GIVEN EXERCISE
Which lines hold the word "الترحيلات"? Show each of them.

──────── RECORDS FOR THIS EXERCISE

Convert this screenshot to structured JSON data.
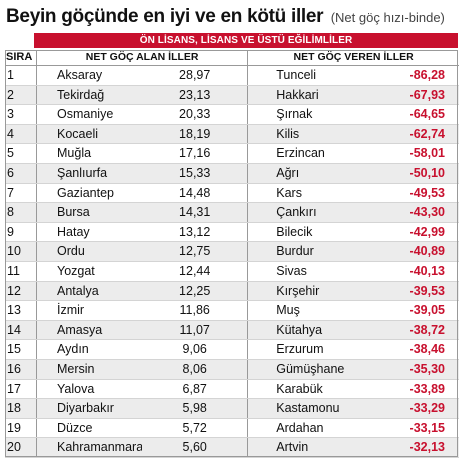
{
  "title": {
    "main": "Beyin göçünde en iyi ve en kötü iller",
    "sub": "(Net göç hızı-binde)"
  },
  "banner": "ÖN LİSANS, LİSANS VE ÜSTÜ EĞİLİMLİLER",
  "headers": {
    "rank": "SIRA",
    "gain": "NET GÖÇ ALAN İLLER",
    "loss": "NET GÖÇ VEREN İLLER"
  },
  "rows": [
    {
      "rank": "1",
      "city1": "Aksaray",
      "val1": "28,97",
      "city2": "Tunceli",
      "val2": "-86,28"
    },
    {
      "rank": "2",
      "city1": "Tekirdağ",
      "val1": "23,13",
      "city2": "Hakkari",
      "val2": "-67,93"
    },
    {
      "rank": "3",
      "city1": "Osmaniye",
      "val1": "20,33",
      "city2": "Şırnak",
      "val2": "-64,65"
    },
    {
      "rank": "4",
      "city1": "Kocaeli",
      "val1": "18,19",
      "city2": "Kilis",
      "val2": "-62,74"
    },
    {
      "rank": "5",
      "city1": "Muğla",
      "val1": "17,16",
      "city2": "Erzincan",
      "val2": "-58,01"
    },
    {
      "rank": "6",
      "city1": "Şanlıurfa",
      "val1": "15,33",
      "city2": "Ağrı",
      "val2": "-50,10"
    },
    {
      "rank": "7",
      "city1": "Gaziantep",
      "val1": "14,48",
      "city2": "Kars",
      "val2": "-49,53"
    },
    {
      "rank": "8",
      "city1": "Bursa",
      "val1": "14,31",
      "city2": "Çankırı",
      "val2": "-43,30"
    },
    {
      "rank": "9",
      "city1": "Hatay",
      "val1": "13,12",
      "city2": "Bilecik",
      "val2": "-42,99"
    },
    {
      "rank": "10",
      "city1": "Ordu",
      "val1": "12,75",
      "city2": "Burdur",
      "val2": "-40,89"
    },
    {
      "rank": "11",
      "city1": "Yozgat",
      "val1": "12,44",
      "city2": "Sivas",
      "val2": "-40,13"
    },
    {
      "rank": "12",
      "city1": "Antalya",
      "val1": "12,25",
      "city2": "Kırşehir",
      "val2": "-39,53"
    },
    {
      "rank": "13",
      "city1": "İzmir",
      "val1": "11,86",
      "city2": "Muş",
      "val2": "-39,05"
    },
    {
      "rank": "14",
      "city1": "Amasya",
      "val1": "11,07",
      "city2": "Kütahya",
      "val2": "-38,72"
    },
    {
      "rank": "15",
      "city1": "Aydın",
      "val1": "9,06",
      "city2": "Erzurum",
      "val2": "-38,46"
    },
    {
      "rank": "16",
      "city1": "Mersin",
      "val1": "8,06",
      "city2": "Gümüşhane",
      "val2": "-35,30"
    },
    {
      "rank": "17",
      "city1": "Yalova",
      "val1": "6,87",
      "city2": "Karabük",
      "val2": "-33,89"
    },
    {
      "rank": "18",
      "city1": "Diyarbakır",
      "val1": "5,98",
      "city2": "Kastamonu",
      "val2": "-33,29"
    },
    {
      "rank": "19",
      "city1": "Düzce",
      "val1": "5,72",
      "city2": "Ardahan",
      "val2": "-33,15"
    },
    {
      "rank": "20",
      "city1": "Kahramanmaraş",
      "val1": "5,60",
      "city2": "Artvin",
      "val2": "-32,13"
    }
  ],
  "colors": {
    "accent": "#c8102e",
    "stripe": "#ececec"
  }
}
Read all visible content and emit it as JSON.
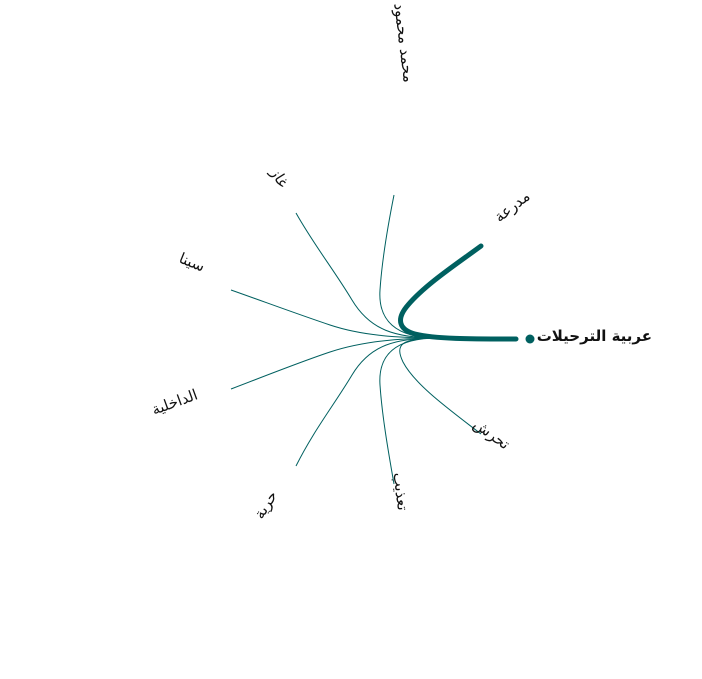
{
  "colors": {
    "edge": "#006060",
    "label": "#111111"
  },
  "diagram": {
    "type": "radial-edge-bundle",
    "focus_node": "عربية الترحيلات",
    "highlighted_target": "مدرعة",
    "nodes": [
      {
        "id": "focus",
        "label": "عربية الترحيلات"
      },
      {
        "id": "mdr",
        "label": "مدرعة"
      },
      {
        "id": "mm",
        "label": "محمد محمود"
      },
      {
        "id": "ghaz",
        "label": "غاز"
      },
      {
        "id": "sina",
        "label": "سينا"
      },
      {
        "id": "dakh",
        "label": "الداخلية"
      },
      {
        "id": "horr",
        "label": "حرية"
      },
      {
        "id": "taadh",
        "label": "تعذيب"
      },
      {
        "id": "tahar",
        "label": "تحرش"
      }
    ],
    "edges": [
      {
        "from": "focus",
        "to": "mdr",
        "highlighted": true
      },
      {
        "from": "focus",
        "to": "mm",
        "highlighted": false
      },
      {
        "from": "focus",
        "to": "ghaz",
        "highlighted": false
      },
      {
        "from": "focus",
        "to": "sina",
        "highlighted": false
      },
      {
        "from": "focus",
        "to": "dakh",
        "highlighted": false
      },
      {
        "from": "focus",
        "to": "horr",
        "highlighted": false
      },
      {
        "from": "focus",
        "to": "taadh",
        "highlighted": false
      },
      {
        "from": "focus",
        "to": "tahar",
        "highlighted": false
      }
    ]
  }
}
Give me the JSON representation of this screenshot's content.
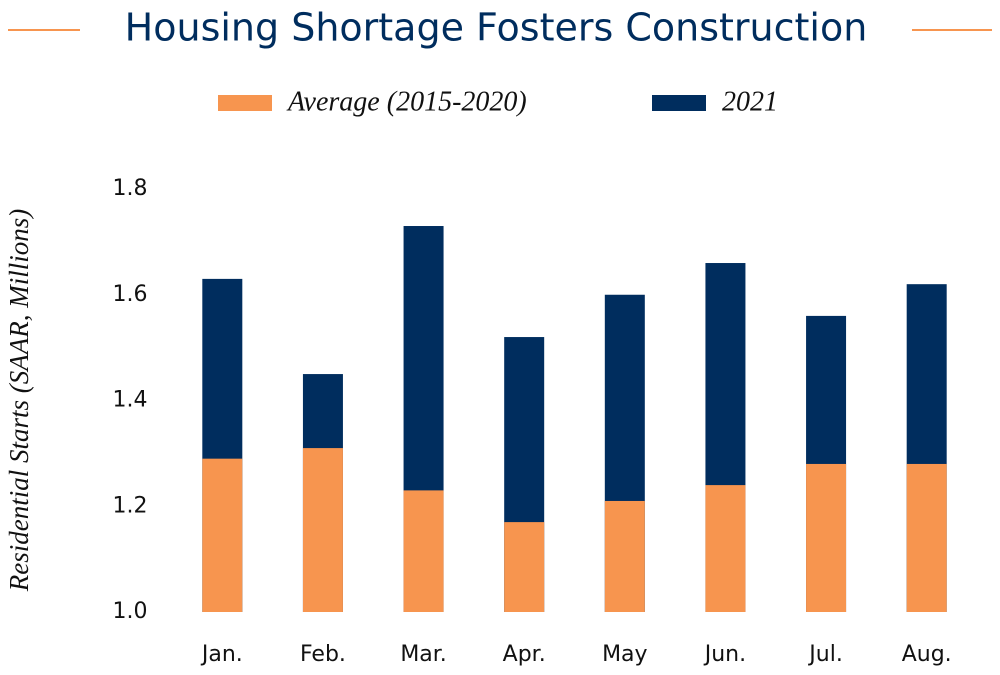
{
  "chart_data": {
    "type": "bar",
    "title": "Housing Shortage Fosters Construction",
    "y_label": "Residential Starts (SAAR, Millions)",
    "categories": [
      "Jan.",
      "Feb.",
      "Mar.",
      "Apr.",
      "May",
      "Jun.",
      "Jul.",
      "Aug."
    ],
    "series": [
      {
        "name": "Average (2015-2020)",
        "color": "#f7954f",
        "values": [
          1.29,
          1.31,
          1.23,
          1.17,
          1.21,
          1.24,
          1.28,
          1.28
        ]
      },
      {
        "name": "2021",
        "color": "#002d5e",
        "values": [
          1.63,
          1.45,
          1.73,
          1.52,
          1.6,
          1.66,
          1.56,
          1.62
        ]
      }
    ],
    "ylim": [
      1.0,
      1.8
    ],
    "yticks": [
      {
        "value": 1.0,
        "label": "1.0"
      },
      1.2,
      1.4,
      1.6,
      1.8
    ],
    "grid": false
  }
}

────────────────

ANSWER TO THIS TASK
    "focus_node": "عربية الترحيلات",
        "label": "عربية الترحيلات"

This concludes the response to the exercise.